◆ GOAL OF THE EXERCISE: Collect each line of the records containing the string "qubits".

◆ Excerpt from a dataset:
-- start --
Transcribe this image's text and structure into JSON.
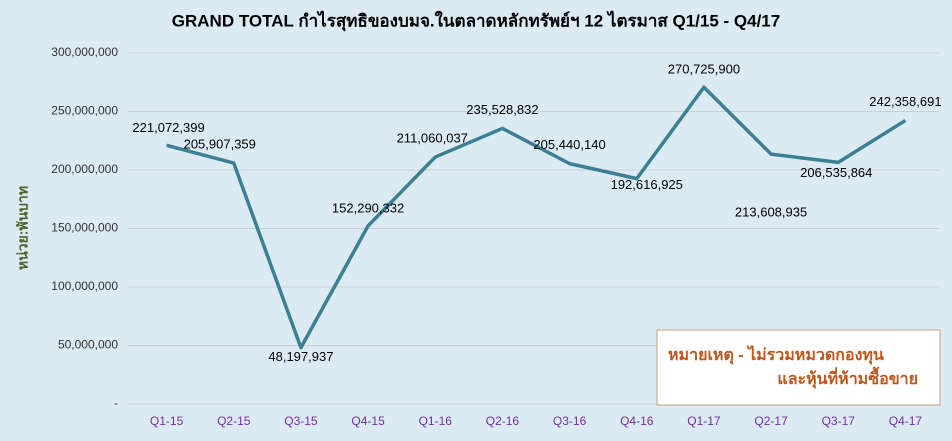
{
  "chart_data": {
    "type": "line",
    "title": "GRAND TOTAL กำไรสุทธิของบมจ.ในตลาดหลักทรัพย์ฯ 12 ไตรมาส Q1/15 - Q4/17",
    "y_label": "หน่วย:พันบาท",
    "categories": [
      "Q1-15",
      "Q2-15",
      "Q3-15",
      "Q4-15",
      "Q1-16",
      "Q2-16",
      "Q3-16",
      "Q4-16",
      "Q1-17",
      "Q2-17",
      "Q3-17",
      "Q4-17"
    ],
    "values": [
      221072399,
      205907359,
      48197937,
      152290332,
      211060037,
      235528832,
      205440140,
      192616925,
      270725900,
      213608935,
      206535864,
      242358691
    ],
    "value_labels": [
      "221,072,399",
      "205,907,359",
      "48,197,937",
      "152,290,332",
      "211,060,037",
      "235,528,832",
      "205,440,140",
      "192,616,925",
      "270,725,900",
      "213,608,935",
      "206,535,864",
      "242,358,691"
    ],
    "color": "#3b7f95",
    "ylim": [
      0,
      300000000
    ],
    "yticks": [
      {
        "value": 0,
        "label": "-"
      },
      {
        "value": 50000000,
        "label": "50,000,000"
      },
      {
        "value": 100000000,
        "label": "100,000,000"
      },
      {
        "value": 150000000,
        "label": "150,000,000"
      },
      {
        "value": 200000000,
        "label": "200,000,000"
      },
      {
        "value": 250000000,
        "label": "250,000,000"
      },
      {
        "value": 300000000,
        "label": "300,000,000"
      }
    ],
    "grid": true,
    "annotations": [
      "หมายเหตุ - ไม่รวมหมวดกองทุน",
      "และหุ้นที่ห้ามซื้อขาย"
    ]
  }
}
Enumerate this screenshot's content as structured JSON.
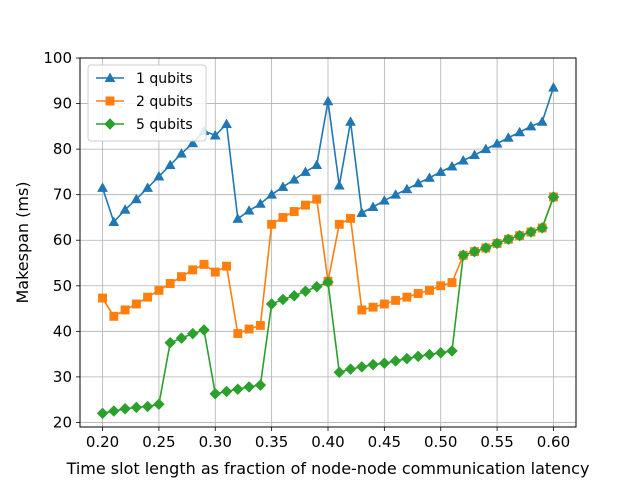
{
  "chart_data": {
    "type": "line",
    "xlabel": "Time slot length as fraction of node-node communication latency",
    "ylabel": "Makespan (ms)",
    "xlim": [
      0.18,
      0.62
    ],
    "ylim": [
      19,
      100
    ],
    "xticks": [
      0.2,
      0.25,
      0.3,
      0.35,
      0.4,
      0.45,
      0.5,
      0.55,
      0.6
    ],
    "xtick_labels": [
      "0.20",
      "0.25",
      "0.30",
      "0.35",
      "0.40",
      "0.45",
      "0.50",
      "0.55",
      "0.60"
    ],
    "yticks": [
      20,
      30,
      40,
      50,
      60,
      70,
      80,
      90,
      100
    ],
    "ytick_labels": [
      "20",
      "30",
      "40",
      "50",
      "60",
      "70",
      "80",
      "90",
      "100"
    ],
    "grid": true,
    "legend_position": "top-left",
    "x": [
      0.2,
      0.21,
      0.22,
      0.23,
      0.24,
      0.25,
      0.26,
      0.27,
      0.28,
      0.29,
      0.3,
      0.31,
      0.32,
      0.33,
      0.34,
      0.35,
      0.36,
      0.37,
      0.38,
      0.39,
      0.4,
      0.41,
      0.42,
      0.43,
      0.44,
      0.45,
      0.46,
      0.47,
      0.48,
      0.49,
      0.5,
      0.51,
      0.52,
      0.53,
      0.54,
      0.55,
      0.56,
      0.57,
      0.58,
      0.59,
      0.6
    ],
    "series": [
      {
        "name": "1 qubits",
        "color": "#1f77b4",
        "marker": "triangle",
        "values": [
          71.5,
          64.0,
          66.7,
          69.0,
          71.5,
          74.0,
          76.5,
          79.0,
          81.3,
          84.0,
          83.0,
          85.5,
          64.7,
          66.5,
          68.0,
          70.0,
          71.7,
          73.3,
          75.0,
          76.5,
          90.5,
          72.0,
          86.0,
          66.0,
          67.3,
          68.7,
          70.0,
          71.2,
          72.5,
          73.7,
          75.0,
          76.2,
          77.5,
          78.7,
          80.0,
          81.2,
          82.5,
          83.7,
          85.0,
          86.0,
          93.5
        ]
      },
      {
        "name": "2 qubits",
        "color": "#ff7f0e",
        "marker": "square",
        "values": [
          47.3,
          43.3,
          44.7,
          46.0,
          47.5,
          49.0,
          50.5,
          52.0,
          53.5,
          54.7,
          53.0,
          54.3,
          39.5,
          40.5,
          41.3,
          63.5,
          65.0,
          66.3,
          67.7,
          69.0,
          51.0,
          63.5,
          64.8,
          44.7,
          45.3,
          46.0,
          46.8,
          47.5,
          48.3,
          49.0,
          50.0,
          50.7,
          56.7,
          57.5,
          58.3,
          59.3,
          60.2,
          61.0,
          61.8,
          62.7,
          69.5
        ]
      },
      {
        "name": "5 qubits",
        "color": "#2ca02c",
        "marker": "diamond",
        "values": [
          22.0,
          22.5,
          23.0,
          23.3,
          23.5,
          24.0,
          37.5,
          38.5,
          39.5,
          40.3,
          26.3,
          26.8,
          27.3,
          27.8,
          28.2,
          46.0,
          47.0,
          47.8,
          48.8,
          49.8,
          50.8,
          31.0,
          31.7,
          32.2,
          32.7,
          33.0,
          33.5,
          34.0,
          34.5,
          34.9,
          35.3,
          35.7,
          56.7,
          57.5,
          58.3,
          59.3,
          60.2,
          61.0,
          61.8,
          62.7,
          69.5
        ]
      }
    ]
  }
}
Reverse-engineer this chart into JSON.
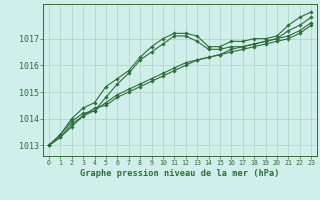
{
  "background_color": "#d0eeea",
  "grid_color": "#b0d8cc",
  "line_color": "#2d6e3a",
  "xlabel": "Graphe pression niveau de la mer (hPa)",
  "xlim": [
    -0.5,
    23.5
  ],
  "ylim": [
    1012.6,
    1018.3
  ],
  "yticks": [
    1013,
    1014,
    1015,
    1016,
    1017
  ],
  "xticks": [
    0,
    1,
    2,
    3,
    4,
    5,
    6,
    7,
    8,
    9,
    10,
    11,
    12,
    13,
    14,
    15,
    16,
    17,
    18,
    19,
    20,
    21,
    22,
    23
  ],
  "series": [
    [
      1013.0,
      1013.3,
      1013.7,
      1014.1,
      1014.3,
      1014.8,
      1015.3,
      1015.7,
      1016.2,
      1016.5,
      1016.8,
      1017.1,
      1017.1,
      1016.9,
      1016.6,
      1016.6,
      1016.7,
      1016.7,
      1016.8,
      1016.9,
      1017.0,
      1017.3,
      1017.5,
      1017.8
    ],
    [
      1013.0,
      1013.3,
      1013.8,
      1014.1,
      1014.4,
      1014.5,
      1014.8,
      1015.0,
      1015.2,
      1015.4,
      1015.6,
      1015.8,
      1016.0,
      1016.2,
      1016.3,
      1016.4,
      1016.5,
      1016.6,
      1016.7,
      1016.8,
      1016.9,
      1017.0,
      1017.2,
      1017.5
    ],
    [
      1013.0,
      1013.4,
      1013.9,
      1014.2,
      1014.3,
      1014.6,
      1014.9,
      1015.1,
      1015.3,
      1015.5,
      1015.7,
      1015.9,
      1016.1,
      1016.2,
      1016.3,
      1016.4,
      1016.6,
      1016.7,
      1016.8,
      1016.9,
      1017.0,
      1017.1,
      1017.3,
      1017.6
    ],
    [
      1013.0,
      1013.4,
      1014.0,
      1014.4,
      1014.6,
      1015.2,
      1015.5,
      1015.8,
      1016.3,
      1016.7,
      1017.0,
      1017.2,
      1017.2,
      1017.1,
      1016.7,
      1016.7,
      1016.9,
      1016.9,
      1017.0,
      1017.0,
      1017.1,
      1017.5,
      1017.8,
      1018.0
    ]
  ],
  "ytick_fontsize": 6.0,
  "xtick_fontsize": 4.8,
  "xlabel_fontsize": 6.2
}
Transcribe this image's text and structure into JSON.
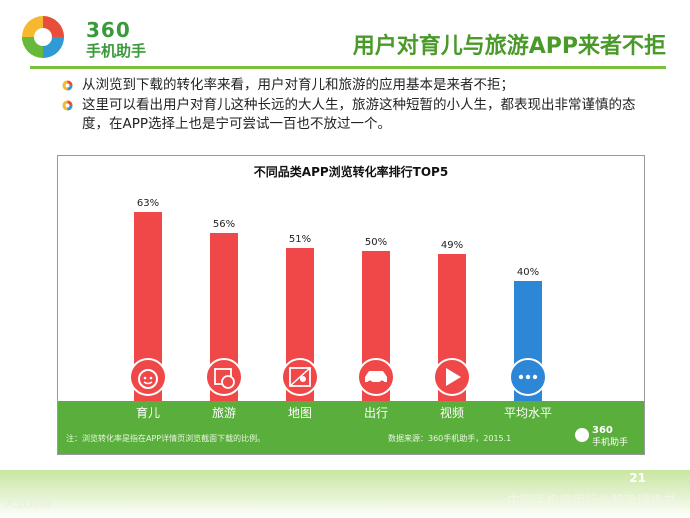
{
  "brand": {
    "number": "360",
    "name": "手机助手"
  },
  "header": {
    "title": "用户对育儿与旅游APP来者不拒"
  },
  "bullets": [
    "从浏览到下载的转化率来看，用户对育儿和旅游的应用基本是来者不拒；",
    "这里可以看出用户对育儿这种长远的大人生，旅游这种短暂的小人生，都表现出非常谨慎的态度，在APP选择上也是宁可尝试一百也不放过一个。"
  ],
  "chart_note": "注：浏览转化率是指在APP详情页浏览截面下载的比例。",
  "chart_source": "数据来源：360手机助手，2015.1",
  "chart_logo": {
    "number": "360",
    "name": "手机助手"
  },
  "footer": {
    "page": "21",
    "text": "中国手机应用行业趋势绿皮书",
    "left": "大数跨境"
  },
  "colors": {
    "bar_red": "#f04848",
    "bar_blue": "#2e86d6",
    "band_green": "#5aae3c",
    "title_green": "#4a9a2a"
  },
  "chart_data": {
    "type": "bar",
    "title": "不同品类APP浏览转化率排行TOP5",
    "categories": [
      "育儿",
      "旅游",
      "地图",
      "出行",
      "视频",
      "平均水平"
    ],
    "values": [
      63,
      56,
      51,
      50,
      49,
      40
    ],
    "data_labels": [
      "63%",
      "56%",
      "51%",
      "50%",
      "49%",
      "40%"
    ],
    "icons": [
      "baby-face-icon",
      "calendar-clock-icon",
      "map-pin-icon",
      "car-icon",
      "play-icon",
      "more-dots-icon"
    ],
    "bar_colors": [
      "#f04848",
      "#f04848",
      "#f04848",
      "#f04848",
      "#f04848",
      "#2e86d6"
    ]
  }
}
-- end --
◆ FULL RESPONSE:
        "name": "1 qubits",
        "name": "2 qubits",
        "name": "5 qubits",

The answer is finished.